**WHAT YOU WILL DO**
Locate every line in the records below that contains the word "this", and copy each one.

------------------------------

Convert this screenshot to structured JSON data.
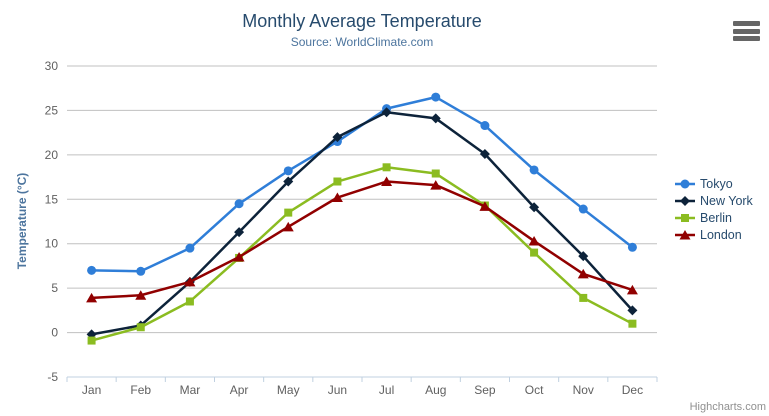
{
  "header": {
    "title": "Monthly Average Temperature",
    "subtitle": "Source: WorldClimate.com"
  },
  "toolbar": {
    "menu_icon": "hamburger-icon"
  },
  "credits": {
    "label": "Highcharts.com"
  },
  "colors": {
    "title": "#274b6d",
    "subtitle": "#4d759e",
    "axis_title": "#4d759e",
    "axis_labels": "#606060",
    "gridline": "#C0C0C0",
    "axis_line": "#C0D0E0",
    "legend_text": "#274b6d",
    "credits_text": "#909090",
    "menu_icon": "#666666"
  },
  "chart_data": {
    "type": "line",
    "title": "Monthly Average Temperature",
    "subtitle": "Source: WorldClimate.com",
    "categories": [
      "Jan",
      "Feb",
      "Mar",
      "Apr",
      "May",
      "Jun",
      "Jul",
      "Aug",
      "Sep",
      "Oct",
      "Nov",
      "Dec"
    ],
    "xlabel": "",
    "ylabel": "Temperature (°C)",
    "ylim": [
      -5,
      30
    ],
    "ytick_interval": 5,
    "grid": true,
    "legend_position": "right",
    "series": [
      {
        "name": "Tokyo",
        "color": "#2f7ed8",
        "marker": "circle",
        "values": [
          7.0,
          6.9,
          9.5,
          14.5,
          18.2,
          21.5,
          25.2,
          26.5,
          23.3,
          18.3,
          13.9,
          9.6
        ]
      },
      {
        "name": "New York",
        "color": "#0d233a",
        "marker": "diamond",
        "values": [
          -0.2,
          0.8,
          5.7,
          11.3,
          17.0,
          22.0,
          24.8,
          24.1,
          20.1,
          14.1,
          8.6,
          2.5
        ]
      },
      {
        "name": "Berlin",
        "color": "#8bbc21",
        "marker": "square",
        "values": [
          -0.9,
          0.6,
          3.5,
          8.4,
          13.5,
          17.0,
          18.6,
          17.9,
          14.3,
          9.0,
          3.9,
          1.0
        ]
      },
      {
        "name": "London",
        "color": "#910000",
        "marker": "triangle",
        "values": [
          3.9,
          4.2,
          5.7,
          8.5,
          11.9,
          15.2,
          17.0,
          16.6,
          14.2,
          10.3,
          6.6,
          4.8
        ]
      }
    ]
  }
}
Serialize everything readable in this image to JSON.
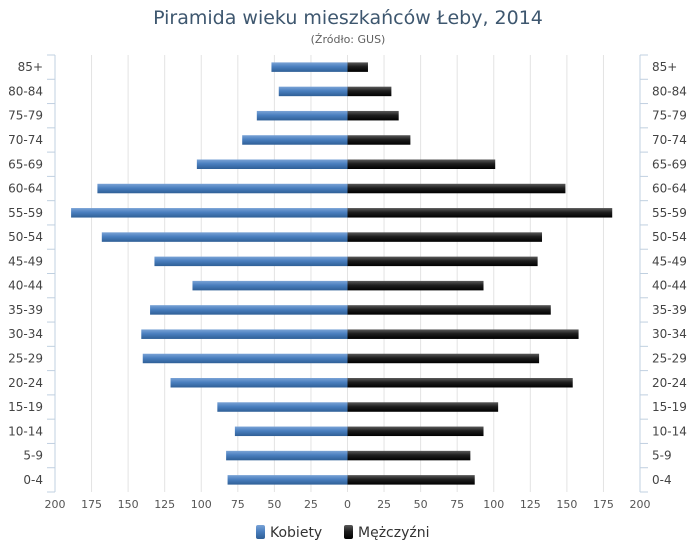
{
  "chart_data": {
    "type": "bar",
    "orientation": "horizontal-pyramid",
    "title": "Piramida wieku mieszkańców Łeby, 2014",
    "subtitle": "(Źródło: GUS)",
    "categories": [
      "85+",
      "80-84",
      "75-79",
      "70-74",
      "65-69",
      "60-64",
      "55-59",
      "50-54",
      "45-49",
      "40-44",
      "35-39",
      "30-34",
      "25-29",
      "20-24",
      "15-19",
      "10-14",
      "5-9",
      "0-4"
    ],
    "series": [
      {
        "name": "Kobiety",
        "color": "#4572a7",
        "values": [
          52,
          47,
          62,
          72,
          103,
          171,
          189,
          168,
          132,
          106,
          135,
          141,
          140,
          121,
          89,
          77,
          83,
          82
        ]
      },
      {
        "name": "Mężczyźni",
        "color": "#1a1a1a",
        "values": [
          14,
          30,
          35,
          43,
          101,
          149,
          181,
          133,
          130,
          93,
          139,
          158,
          131,
          154,
          103,
          93,
          84,
          87
        ]
      }
    ],
    "x_ticks": [
      "200",
      "175",
      "150",
      "125",
      "100",
      "75",
      "50",
      "25",
      "0",
      "25",
      "50",
      "75",
      "100",
      "125",
      "150",
      "175",
      "200"
    ],
    "xlim": [
      -200,
      200
    ],
    "grid": true,
    "legend_position": "bottom-center"
  }
}
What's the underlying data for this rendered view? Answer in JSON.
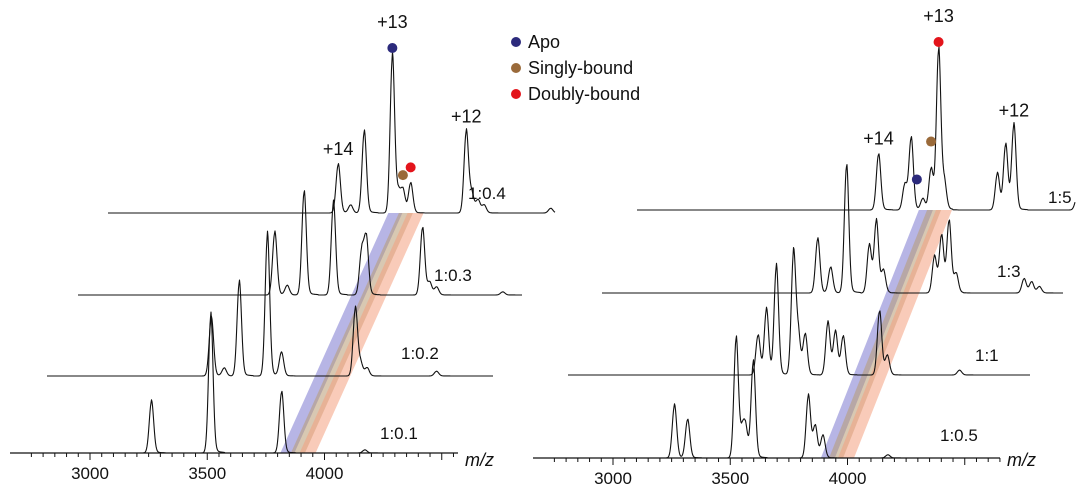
{
  "colors": {
    "apo": "#2c2a7c",
    "singly": "#9a6a3a",
    "doubly": "#e3141b",
    "band_apo": "#7b78d0",
    "band_singly": "#b89a72",
    "band_doubly": "#f4a07f"
  },
  "legend": {
    "placement": "top-center",
    "items": [
      {
        "key": "apo",
        "label": "Apo"
      },
      {
        "key": "singly",
        "label": "Singly-bound"
      },
      {
        "key": "doubly",
        "label": "Doubly-bound"
      }
    ]
  },
  "chart_data": [
    {
      "type": "line",
      "xlabel": "m/z",
      "xlim": [
        2770,
        4820
      ],
      "x_ticks": [
        3000,
        3500,
        4000
      ],
      "charge_labels": [
        {
          "text": "+14",
          "x": 3649,
          "trace": "1:0.4"
        },
        {
          "text": "+13",
          "x": 3880,
          "trace": "1:0.4"
        },
        {
          "text": "+12",
          "x": 4195,
          "trace": "1:0.4"
        }
      ],
      "markers": [
        {
          "species": "apo",
          "x": 3880,
          "trace": "1:0.4",
          "peak": 1.0
        },
        {
          "species": "singly",
          "x": 3925,
          "trace": "1:0.4",
          "peak": 0.18
        },
        {
          "species": "doubly",
          "x": 3958,
          "trace": "1:0.4",
          "peak": 0.23
        }
      ],
      "traces": [
        {
          "label": "1:0.4",
          "offset": 0,
          "peaks": [
            [
              3649,
              0.31
            ],
            [
              3702,
              0.05
            ],
            [
              3760,
              0.52
            ],
            [
              3880,
              1.0
            ],
            [
              3905,
              0.12
            ],
            [
              3925,
              0.14
            ],
            [
              3958,
              0.19
            ],
            [
              4195,
              0.52
            ],
            [
              4218,
              0.12
            ],
            [
              4245,
              0.08
            ],
            [
              4271,
              0.05
            ],
            [
              4555,
              0.03
            ]
          ]
        },
        {
          "label": "1:0.3",
          "offset": 1,
          "peaks": [
            [
              3515,
              0.4
            ],
            [
              3568,
              0.06
            ],
            [
              3640,
              0.66
            ],
            [
              3765,
              0.59
            ],
            [
              3885,
              0.27
            ],
            [
              3905,
              0.36
            ],
            [
              4145,
              0.43
            ],
            [
              4175,
              0.08
            ],
            [
              4205,
              0.05
            ],
            [
              4487,
              0.02
            ]
          ]
        },
        {
          "label": "1:0.2",
          "offset": 2,
          "peaks": [
            [
              3381,
              0.37
            ],
            [
              3436,
              0.05
            ],
            [
              3500,
              0.6
            ],
            [
              3620,
              0.9
            ],
            [
              3680,
              0.15
            ],
            [
              3995,
              0.43
            ],
            [
              4017,
              0.08
            ],
            [
              4045,
              0.05
            ],
            [
              4341,
              0.03
            ]
          ]
        },
        {
          "label": "1:0.1",
          "offset": 3,
          "peaks": [
            [
              3262,
              0.33
            ],
            [
              3515,
              0.88
            ],
            [
              3817,
              0.39
            ],
            [
              4172,
              0.02
            ]
          ]
        }
      ]
    },
    {
      "type": "line",
      "xlabel": "m/z",
      "xlim": [
        2770,
        4820
      ],
      "x_ticks": [
        3000,
        3500,
        4000
      ],
      "charge_labels": [
        {
          "text": "+14",
          "x": 3723,
          "trace": "1:5"
        },
        {
          "text": "+13",
          "x": 3979,
          "trace": "1:5"
        },
        {
          "text": "+12",
          "x": 4300,
          "trace": "1:5"
        }
      ],
      "markers": [
        {
          "species": "apo",
          "x": 3912,
          "trace": "1:5",
          "peak": 0.13
        },
        {
          "species": "singly",
          "x": 3947,
          "trace": "1:5",
          "peak": 0.37
        },
        {
          "species": "doubly",
          "x": 3979,
          "trace": "1:5",
          "peak": 1.0
        }
      ],
      "traces": [
        {
          "label": "1:5",
          "offset": 0,
          "peaks": [
            [
              3723,
              0.35
            ],
            [
              3835,
              0.16
            ],
            [
              3862,
              0.45
            ],
            [
              3912,
              0.07
            ],
            [
              3947,
              0.26
            ],
            [
              3979,
              1.0
            ],
            [
              4003,
              0.17
            ],
            [
              4230,
              0.23
            ],
            [
              4265,
              0.41
            ],
            [
              4300,
              0.53
            ],
            [
              4570,
              0.08
            ],
            [
              4600,
              0.06
            ],
            [
              4630,
              0.04
            ]
          ]
        },
        {
          "label": "1:3",
          "offset": 1,
          "peaks": [
            [
              3600,
              0.34
            ],
            [
              3655,
              0.16
            ],
            [
              3723,
              0.8
            ],
            [
              3820,
              0.3
            ],
            [
              3850,
              0.45
            ],
            [
              3880,
              0.14
            ],
            [
              4098,
              0.23
            ],
            [
              4128,
              0.36
            ],
            [
              4160,
              0.45
            ],
            [
              4190,
              0.12
            ],
            [
              4480,
              0.09
            ],
            [
              4512,
              0.07
            ],
            [
              4545,
              0.04
            ]
          ]
        },
        {
          "label": "1:1",
          "offset": 2,
          "peaks": [
            [
              3482,
              0.25
            ],
            [
              3518,
              0.41
            ],
            [
              3560,
              0.68
            ],
            [
              3633,
              0.75
            ],
            [
              3653,
              0.25
            ],
            [
              3683,
              0.25
            ],
            [
              3780,
              0.33
            ],
            [
              3812,
              0.27
            ],
            [
              3845,
              0.24
            ],
            [
              4000,
              0.4
            ],
            [
              4033,
              0.12
            ],
            [
              4341,
              0.03
            ]
          ]
        },
        {
          "label": "1:0.5",
          "offset": 3,
          "peaks": [
            [
              3262,
              0.33
            ],
            [
              3318,
              0.24
            ],
            [
              3525,
              0.75
            ],
            [
              3550,
              0.14
            ],
            [
              3565,
              0.18
            ],
            [
              3598,
              0.6
            ],
            [
              3833,
              0.39
            ],
            [
              3862,
              0.2
            ],
            [
              3895,
              0.14
            ],
            [
              4172,
              0.02
            ]
          ]
        }
      ]
    }
  ]
}
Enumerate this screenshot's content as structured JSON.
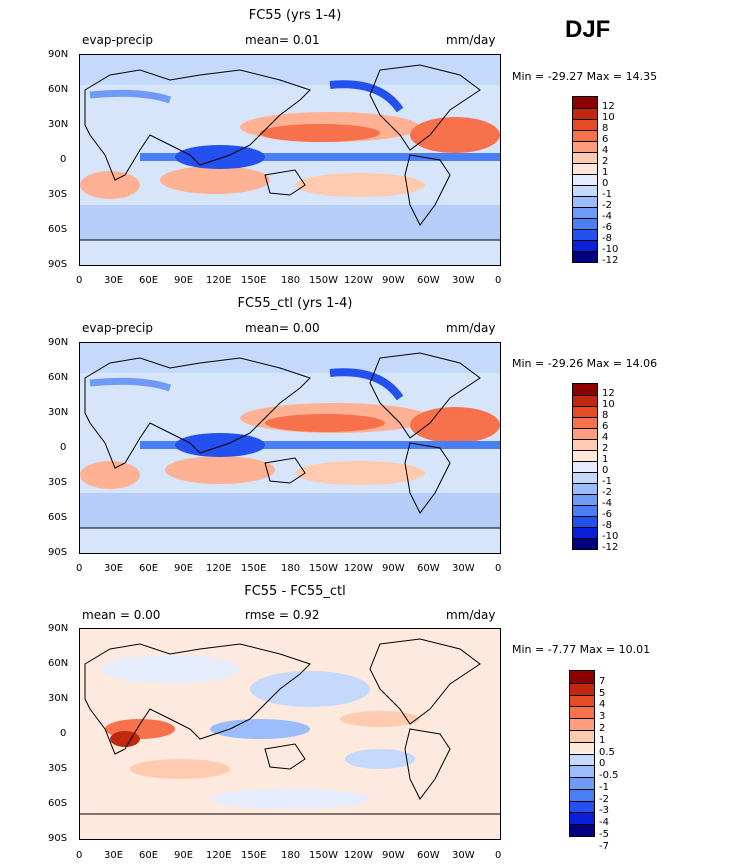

------------------------------

**FULL RESPONSE**
Convert this screenshot to structured JSON data.
Serialize everything readable in this image to JSON.
What's the underlying data for this rendered view? Answer in JSON.
Enumerate this screenshot's content as structured JSON.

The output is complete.